## 指示
1. 本文の内容について、次の問いに答えよ。
(a) 財調における現在の取り分は、都と区でそれぞれ何%か。
(b) 都が区に代わって行う仕事のうち、最もわかりやすいものとして挙げられているのは何か。
(c) 通常の市町村なら独自に集めるはずだが、ひとまず都に入る税として挙げられている3つは何か。
2. 元データの行のうち、文字列「edge」を含む行はいくつあるか。数だけを答えよ。大文字と小文字は区別する。

## 本文
☆ ☆ ☆

H22年豊島区予算について(8)−財源の考え方

財源の考え方について述べます。


豊島区に入ってくるお金(歳入)は大ざっぱに分けると次の3種類です。
 1)豊島区が独自に“集める”お金
 2)東京都から“入ってくる”お金
 3)国から“入ってくる”お金


今回指摘したのは、2)の中で最も大きな割合を占める「財調」(正式には、
特別区財政調整交付金」)に関してです。
実はこれについてはこれまでにも議会の中で指摘したことがあります。


この財調、他の道府県にはない特殊な仕組みです。


東京にある23の一つ一つの区は、全国の市町村と同じ「基礎自治体」ですが、
23区全体を一つの“大都市”とみて、「大都市地域の行政の一体性・統一性を
確保する」ため、都が、「本来なら市町村がやるべき仕事」の一部を各区に
代わって行っています。
最もわかりやすいものが、消防・上下水道です。
広域行政を、都が率先して行っているといった感じでしょうか。


仕事をやる以上、当然そのためのお金が必要になるので、「本来なら市町村に入って
くる税金」を都が各区に代わって集めています。
このため、通常の市町村なら上記1)に区分される
  固定資産税
  市町村民税法人分(法人住民税)
  特別土地保有税
がひとまず都に入ります。
そして、都が「自分の仕事に見合う取り分」を“差し引き”(?)した後、さらに
23の各区の財政状況を勘案し、各区の収入(上記1))を補う形で“配分”します。
(現在の“取り分”は、都・45%に対し、区・55%。また、この“勘案”の際には、
 各区の歳出項目が、事業単位でかなり細かく“算定”されます)


この「都からの“配分”」が「財調」です。


「財政状況に応じた“配分”」という点で言えば、国が都道府県や市長村に“配分”
する地方交付税に似ているとも言えます。
*因みに、地方交付税の面でも、東京都と23区は、国から特殊な位置づけをされて
 います。本来なら東京都と23の各区がそれぞれに財政状況を勘案されるはずが
 (=24の自治体として)、都と23区を一つの団体とみなして勘案されます。


さて、私が「豊島区予算」について指摘した点です。


1.区が行う各事業に関し、「財調があるから大丈夫!」というのは、税金の無駄づかい
  を誘発する安易な考え方ではないか?


  全国の市町村の財政危機を招いた「無駄な公共事業の原因」として、
    ハコモノをつくるのに国の補助金が使える
       ↓
    自分のところは全額出さなくてよい(補助金でかなりの分を賄える)
       ↓
    やらなきゃ(国の補助金を使わなきゃ)損だ!
       ↓
    思い切ってやってみよう!
  といった安易な考え方があります。
  

  「財調」についてもこれと同じような受け止め方があるのではないでしょうか(少なくとも
  豊島区は)。
  

  今回の予算委員会では様々な事業が議論されましたが、財源についての質問への
  区側の答えとして、「財調があるから・・・」というのが多々ありました。

☆ ☆ ☆

## 元データ

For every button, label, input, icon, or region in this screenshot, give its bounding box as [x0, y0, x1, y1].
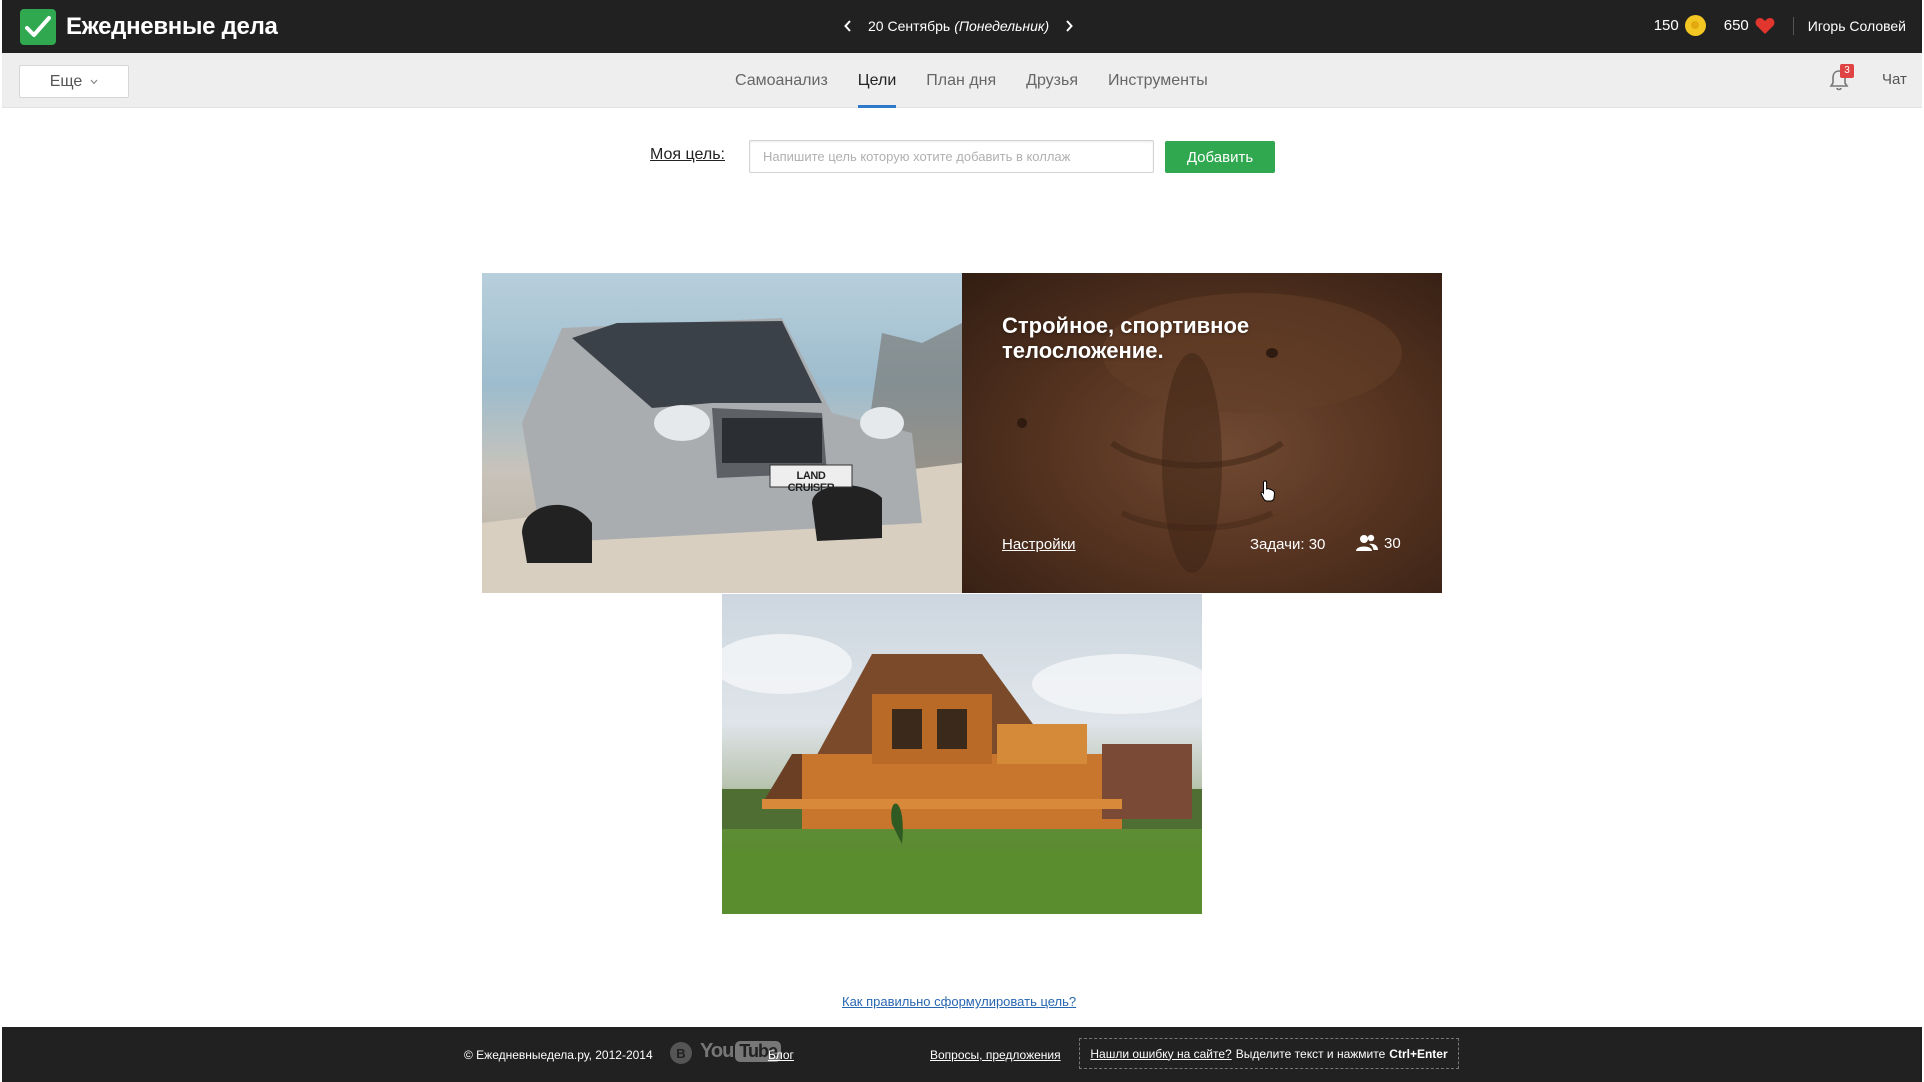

☆ ☆ ☆

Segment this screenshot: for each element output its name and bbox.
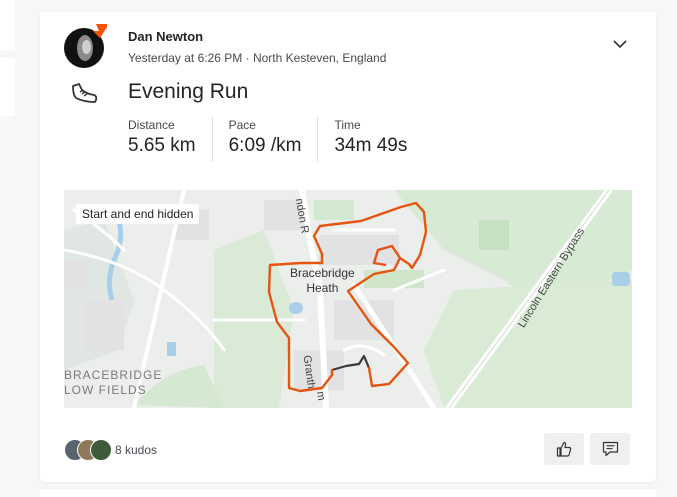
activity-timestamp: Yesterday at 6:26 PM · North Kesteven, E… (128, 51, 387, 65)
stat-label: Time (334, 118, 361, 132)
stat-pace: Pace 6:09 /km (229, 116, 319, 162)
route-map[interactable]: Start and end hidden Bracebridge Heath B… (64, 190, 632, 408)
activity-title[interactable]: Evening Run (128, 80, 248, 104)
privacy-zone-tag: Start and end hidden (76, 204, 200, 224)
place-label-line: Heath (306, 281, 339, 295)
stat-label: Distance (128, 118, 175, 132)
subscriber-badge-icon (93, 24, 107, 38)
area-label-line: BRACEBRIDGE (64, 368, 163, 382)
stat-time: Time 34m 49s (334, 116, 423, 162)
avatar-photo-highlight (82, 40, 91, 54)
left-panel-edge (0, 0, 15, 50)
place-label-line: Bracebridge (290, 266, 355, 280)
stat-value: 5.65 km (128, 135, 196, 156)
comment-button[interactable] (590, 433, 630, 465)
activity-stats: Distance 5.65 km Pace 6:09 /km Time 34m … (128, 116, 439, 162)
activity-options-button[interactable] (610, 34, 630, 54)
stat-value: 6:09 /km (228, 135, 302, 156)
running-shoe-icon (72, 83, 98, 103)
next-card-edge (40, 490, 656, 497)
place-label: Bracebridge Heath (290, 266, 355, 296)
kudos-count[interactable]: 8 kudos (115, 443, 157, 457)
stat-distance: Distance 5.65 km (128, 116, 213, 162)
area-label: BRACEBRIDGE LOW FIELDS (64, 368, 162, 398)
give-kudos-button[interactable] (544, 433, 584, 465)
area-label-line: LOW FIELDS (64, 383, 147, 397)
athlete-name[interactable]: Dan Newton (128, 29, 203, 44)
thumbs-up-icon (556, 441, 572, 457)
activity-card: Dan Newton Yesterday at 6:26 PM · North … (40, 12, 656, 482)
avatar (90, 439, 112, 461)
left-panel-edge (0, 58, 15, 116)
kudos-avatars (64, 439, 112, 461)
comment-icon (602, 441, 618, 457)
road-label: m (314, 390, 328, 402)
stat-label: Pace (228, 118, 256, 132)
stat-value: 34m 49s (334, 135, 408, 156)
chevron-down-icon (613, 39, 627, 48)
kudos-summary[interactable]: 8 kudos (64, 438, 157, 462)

☆ ☆ ☆

## 解答
1.
(a) 都が45%、区が55%
(b) 消防・上下水道
(c) 固定資産税、市町村民税法人分(法人住民税)、特別土地保有税

2. 3